:: TASK GOAL ::
Restate the whole listing word for word. Pictures are left out.

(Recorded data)
* Begin *

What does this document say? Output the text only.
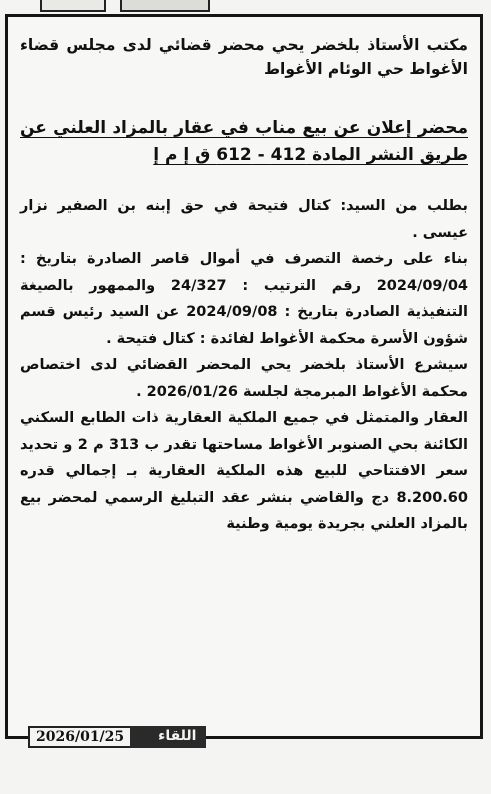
مكتب الأستاذ بلخضر يحي محضر قضائي لدى مجلس قضاء الأغواط حي الوئام الأغواط

محضر إعلان عن بيع مناب في عقار بالمزاد العلني عن طريق النشر المادة 412 - 612 ق إ م إ

بطلب من السيد: كتال فتيحة في حق إبنه بن الصفير نزار عيسى .

بناء على رخصة التصرف في أموال قاصر الصادرة بتاريخ : 2024/09/04 رقم الترتيب : 24/327 والممهور بالصيغة التنفيذية الصادرة بتاريخ : 2024/09/08 عن السيد رئيس قسم شؤون الأسرة محكمة الأغواط لفائدة : كتال فتيحة .

سيشرع الأستاذ بلخضر يحي المحضر القضائي لدى اختصاص محكمة الأغواط المبرمجة لجلسة 2026/01/26 .

العقار والمتمثل في جميع الملكية العقارية ذات الطابع السكني الكائنة بحي الصنوبر الأغواط مساحتها تقدر ب 313 م 2 و تحديد سعر الافتتاحي للبيع هذه الملكية العقارية بـ إجمالي قدره 8.200.60 دج والقاضي بنشر عقد التبليغ الرسمي لمحضر بيع بالمزاد العلني بجريدة يومية وطنية

2026/01/25	اللقاء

* End *

:: OUTPUT OF THE TASK ::
What does this document say? Output the text only.
مكتب الأستاذ بلخضر يحي محضر قضائي لدى مجلس قضاء الأغواط حي الوئام الأغواط

محضر إعلان عن بيع مناب في عقار بالمزاد العلني عن طريق النشر المادة 412 - 612 ق إ م إ

بطلب من السيد: كتال فتيحة في حق إبنه بن الصفير نزار عيسى .

بناء على رخصة التصرف في أموال قاصر الصادرة بتاريخ : 2024/09/04 رقم الترتيب : 24/327 والممهور بالصيغة التنفيذية الصادرة بتاريخ : 2024/09/08 عن السيد رئيس قسم شؤون الأسرة محكمة الأغواط لفائدة : كتال فتيحة .

سيشرع الأستاذ بلخضر يحي المحضر القضائي لدى اختصاص محكمة الأغواط المبرمجة لجلسة 2026/01/26 .

العقار والمتمثل في جميع الملكية العقارية ذات الطابع السكني الكائنة بحي الصنوبر الأغواط مساحتها تقدر ب 313 م 2 و تحديد سعر الافتتاحي للبيع هذه الملكية العقارية بـ إجمالي قدره 8.200.60 دج والقاضي بنشر عقد التبليغ الرسمي لمحضر بيع بالمزاد العلني بجريدة يومية وطنية

2026/01/25	اللقاء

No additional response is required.